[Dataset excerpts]
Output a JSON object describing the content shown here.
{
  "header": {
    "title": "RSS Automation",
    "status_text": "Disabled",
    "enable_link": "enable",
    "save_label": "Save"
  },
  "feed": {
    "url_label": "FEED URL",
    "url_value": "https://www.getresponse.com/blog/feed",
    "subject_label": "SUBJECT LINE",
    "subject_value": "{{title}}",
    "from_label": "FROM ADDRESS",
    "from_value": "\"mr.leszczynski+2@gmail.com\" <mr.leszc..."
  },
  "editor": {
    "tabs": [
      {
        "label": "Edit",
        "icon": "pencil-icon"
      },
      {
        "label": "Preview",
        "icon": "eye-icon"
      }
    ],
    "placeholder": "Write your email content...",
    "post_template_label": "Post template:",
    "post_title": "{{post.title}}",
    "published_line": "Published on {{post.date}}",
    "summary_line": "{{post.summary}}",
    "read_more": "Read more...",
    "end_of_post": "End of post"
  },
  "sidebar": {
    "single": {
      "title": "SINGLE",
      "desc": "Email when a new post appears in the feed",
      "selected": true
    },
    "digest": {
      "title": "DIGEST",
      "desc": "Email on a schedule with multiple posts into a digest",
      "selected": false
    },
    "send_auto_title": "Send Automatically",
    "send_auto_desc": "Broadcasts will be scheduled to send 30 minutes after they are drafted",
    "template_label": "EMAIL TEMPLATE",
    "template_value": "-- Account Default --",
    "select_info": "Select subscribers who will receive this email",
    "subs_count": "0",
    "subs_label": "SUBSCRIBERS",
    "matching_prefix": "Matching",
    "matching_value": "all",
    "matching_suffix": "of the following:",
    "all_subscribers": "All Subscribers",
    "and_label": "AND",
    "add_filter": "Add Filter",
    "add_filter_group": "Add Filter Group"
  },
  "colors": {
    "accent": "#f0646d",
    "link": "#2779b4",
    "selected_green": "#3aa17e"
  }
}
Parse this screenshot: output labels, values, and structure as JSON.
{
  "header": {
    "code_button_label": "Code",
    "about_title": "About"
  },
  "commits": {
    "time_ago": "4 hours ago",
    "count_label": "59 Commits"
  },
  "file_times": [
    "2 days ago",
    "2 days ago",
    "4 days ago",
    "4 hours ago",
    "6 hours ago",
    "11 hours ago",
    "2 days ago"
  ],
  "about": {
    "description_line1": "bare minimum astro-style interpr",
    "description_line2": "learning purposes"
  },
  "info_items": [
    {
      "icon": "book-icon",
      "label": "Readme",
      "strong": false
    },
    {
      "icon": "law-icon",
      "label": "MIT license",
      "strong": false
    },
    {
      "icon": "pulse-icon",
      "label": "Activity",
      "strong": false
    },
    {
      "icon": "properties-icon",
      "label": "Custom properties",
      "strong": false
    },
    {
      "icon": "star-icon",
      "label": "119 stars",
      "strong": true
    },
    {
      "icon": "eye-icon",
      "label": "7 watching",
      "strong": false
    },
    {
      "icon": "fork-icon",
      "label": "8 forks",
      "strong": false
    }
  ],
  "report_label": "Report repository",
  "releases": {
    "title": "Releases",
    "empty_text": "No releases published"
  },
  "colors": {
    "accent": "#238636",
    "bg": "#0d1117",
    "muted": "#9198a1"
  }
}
--
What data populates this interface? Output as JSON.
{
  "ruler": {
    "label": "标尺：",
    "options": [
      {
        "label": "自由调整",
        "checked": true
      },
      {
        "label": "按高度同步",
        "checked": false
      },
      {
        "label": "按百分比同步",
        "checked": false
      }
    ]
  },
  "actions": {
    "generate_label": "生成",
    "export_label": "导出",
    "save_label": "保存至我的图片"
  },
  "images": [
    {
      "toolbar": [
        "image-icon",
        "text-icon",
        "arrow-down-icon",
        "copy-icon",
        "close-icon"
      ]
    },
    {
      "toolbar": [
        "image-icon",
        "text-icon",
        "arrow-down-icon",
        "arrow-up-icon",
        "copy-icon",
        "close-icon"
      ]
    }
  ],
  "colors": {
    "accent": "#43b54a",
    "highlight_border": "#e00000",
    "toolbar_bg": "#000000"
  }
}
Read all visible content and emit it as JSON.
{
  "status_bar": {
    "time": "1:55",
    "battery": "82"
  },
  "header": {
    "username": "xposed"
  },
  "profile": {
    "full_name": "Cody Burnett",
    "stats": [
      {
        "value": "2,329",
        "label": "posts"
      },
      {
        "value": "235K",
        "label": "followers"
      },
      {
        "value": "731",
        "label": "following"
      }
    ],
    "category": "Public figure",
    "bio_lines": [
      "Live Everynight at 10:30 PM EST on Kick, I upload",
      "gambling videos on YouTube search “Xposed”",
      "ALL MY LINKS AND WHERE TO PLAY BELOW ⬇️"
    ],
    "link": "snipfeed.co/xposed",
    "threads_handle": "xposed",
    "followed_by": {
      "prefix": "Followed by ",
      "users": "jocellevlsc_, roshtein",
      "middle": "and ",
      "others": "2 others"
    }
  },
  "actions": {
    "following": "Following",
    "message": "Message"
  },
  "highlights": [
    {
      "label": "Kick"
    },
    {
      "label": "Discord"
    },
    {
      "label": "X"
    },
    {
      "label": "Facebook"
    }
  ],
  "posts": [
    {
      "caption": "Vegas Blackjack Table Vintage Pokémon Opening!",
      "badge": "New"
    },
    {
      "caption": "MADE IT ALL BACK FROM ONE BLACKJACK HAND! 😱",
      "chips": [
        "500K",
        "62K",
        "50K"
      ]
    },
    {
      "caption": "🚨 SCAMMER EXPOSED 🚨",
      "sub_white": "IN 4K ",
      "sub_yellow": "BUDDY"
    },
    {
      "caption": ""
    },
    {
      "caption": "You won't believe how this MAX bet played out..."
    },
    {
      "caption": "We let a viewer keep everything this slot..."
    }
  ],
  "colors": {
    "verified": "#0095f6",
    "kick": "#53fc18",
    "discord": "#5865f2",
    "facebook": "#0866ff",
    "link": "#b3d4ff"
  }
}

-- CHALLENGE --
Collect every line above that contains the word "caption".

-- RESULT FOR THIS TASK --
      "caption": "Vegas Blackjack Table Vintage Pokémon Opening!",
      "caption": "MADE IT ALL BACK FROM ONE BLACKJACK HAND! 😱",
      "caption": "🚨 SCAMMER EXPOSED 🚨",
      "caption": ""
      "caption": "You won't believe how this MAX bet played out..."
      "caption": "We let a viewer keep everything this slot..."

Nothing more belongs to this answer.